— Begin RECORDS FOR PROCESSING —

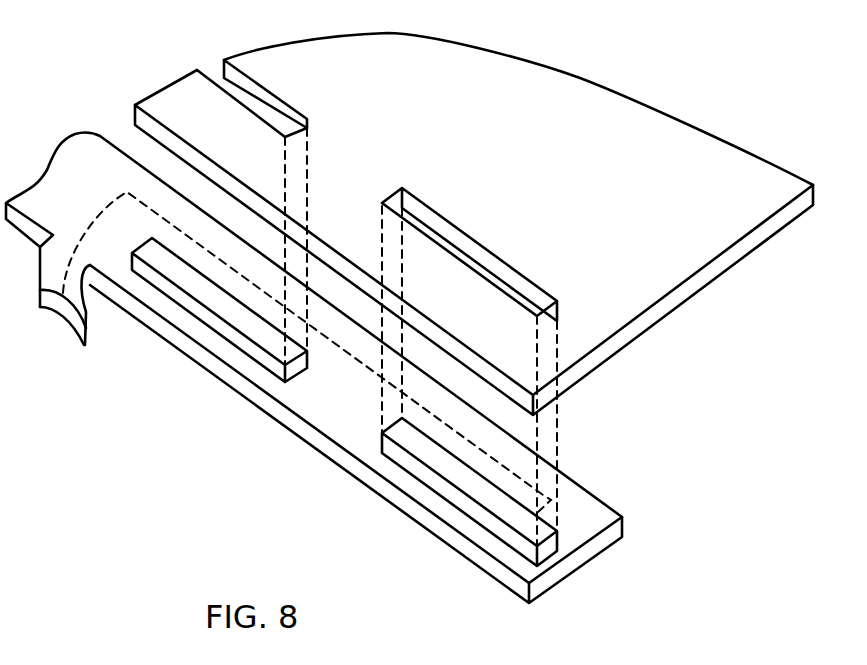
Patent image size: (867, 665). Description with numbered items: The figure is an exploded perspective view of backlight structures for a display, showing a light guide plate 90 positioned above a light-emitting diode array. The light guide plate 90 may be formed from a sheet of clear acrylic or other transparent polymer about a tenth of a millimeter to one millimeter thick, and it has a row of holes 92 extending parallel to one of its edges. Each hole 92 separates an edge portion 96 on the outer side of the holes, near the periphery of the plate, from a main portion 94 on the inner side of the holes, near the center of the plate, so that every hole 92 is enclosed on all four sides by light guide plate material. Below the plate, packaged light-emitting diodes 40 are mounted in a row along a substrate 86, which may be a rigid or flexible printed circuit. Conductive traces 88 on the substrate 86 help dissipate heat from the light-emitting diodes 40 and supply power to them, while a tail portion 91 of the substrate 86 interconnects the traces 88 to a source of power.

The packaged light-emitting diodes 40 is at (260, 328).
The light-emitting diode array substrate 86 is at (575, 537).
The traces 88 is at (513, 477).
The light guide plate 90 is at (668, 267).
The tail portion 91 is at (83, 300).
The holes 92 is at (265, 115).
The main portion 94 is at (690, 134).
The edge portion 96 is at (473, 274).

— End RECORDS FOR PROCESSING —
— Begin RECORDS FOR PROCESSING —

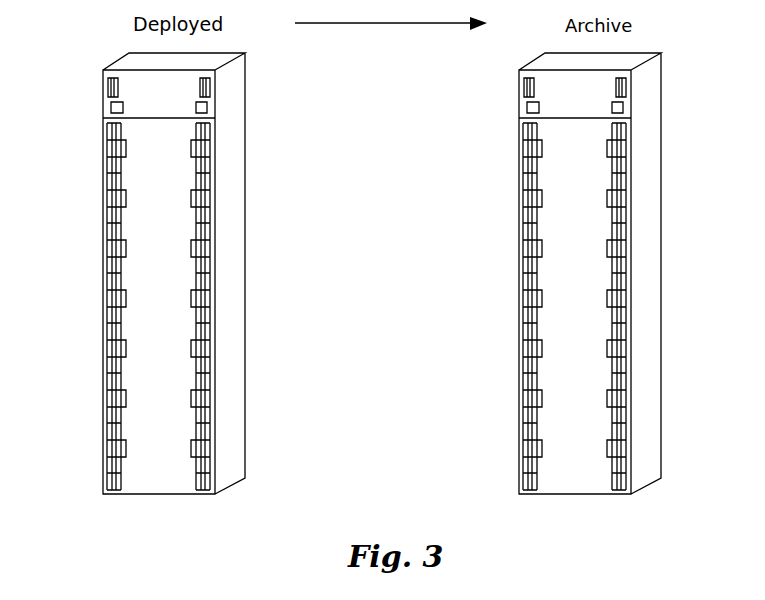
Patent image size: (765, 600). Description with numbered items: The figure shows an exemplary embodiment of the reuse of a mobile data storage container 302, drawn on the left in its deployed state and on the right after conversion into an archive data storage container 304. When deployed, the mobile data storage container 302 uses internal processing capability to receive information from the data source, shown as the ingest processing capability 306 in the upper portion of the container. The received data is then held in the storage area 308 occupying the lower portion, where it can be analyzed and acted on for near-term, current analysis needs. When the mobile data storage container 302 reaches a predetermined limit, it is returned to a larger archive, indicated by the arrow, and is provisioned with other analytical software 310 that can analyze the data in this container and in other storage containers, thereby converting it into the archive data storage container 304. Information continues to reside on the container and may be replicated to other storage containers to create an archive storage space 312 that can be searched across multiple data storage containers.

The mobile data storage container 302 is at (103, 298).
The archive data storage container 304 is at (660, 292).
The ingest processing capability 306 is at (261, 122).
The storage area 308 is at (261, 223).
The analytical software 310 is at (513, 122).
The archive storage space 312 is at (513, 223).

— End RECORDS FOR PROCESSING —

## REQUIREMENT
Repeat the lines of the listing from the line containing "Patent image size: (867, 665)." through the line containing "The edge portion 96 is at (473, 274).", including both of those lines.

## WRITTEN ANSWER
Patent image size: (867, 665). Description with numbered items: The figure is an exploded perspective view of backlight structures for a display, showing a light guide plate 90 positioned above a light-emitting diode array. The light guide plate 90 may be formed from a sheet of clear acrylic or other transparent polymer about a tenth of a millimeter to one millimeter thick, and it has a row of holes 92 extending parallel to one of its edges. Each hole 92 separates an edge portion 96 on the outer side of the holes, near the periphery of the plate, from a main portion 94 on the inner side of the holes, near the center of the plate, so that every hole 92 is enclosed on all four sides by light guide plate material. Below the plate, packaged light-emitting diodes 40 are mounted in a row along a substrate 86, which may be a rigid or flexible printed circuit. Conductive traces 88 on the substrate 86 help dissipate heat from the light-emitting diodes 40 and supply power to them, while a tail portion 91 of the substrate 86 interconnects the traces 88 to a source of power.

The packaged light-emitting diodes 40 is at (260, 328).
The light-emitting diode array substrate 86 is at (575, 537).
The traces 88 is at (513, 477).
The light guide plate 90 is at (668, 267).
The tail portion 91 is at (83, 300).
The holes 92 is at (265, 115).
The main portion 94 is at (690, 134).
The edge portion 96 is at (473, 274).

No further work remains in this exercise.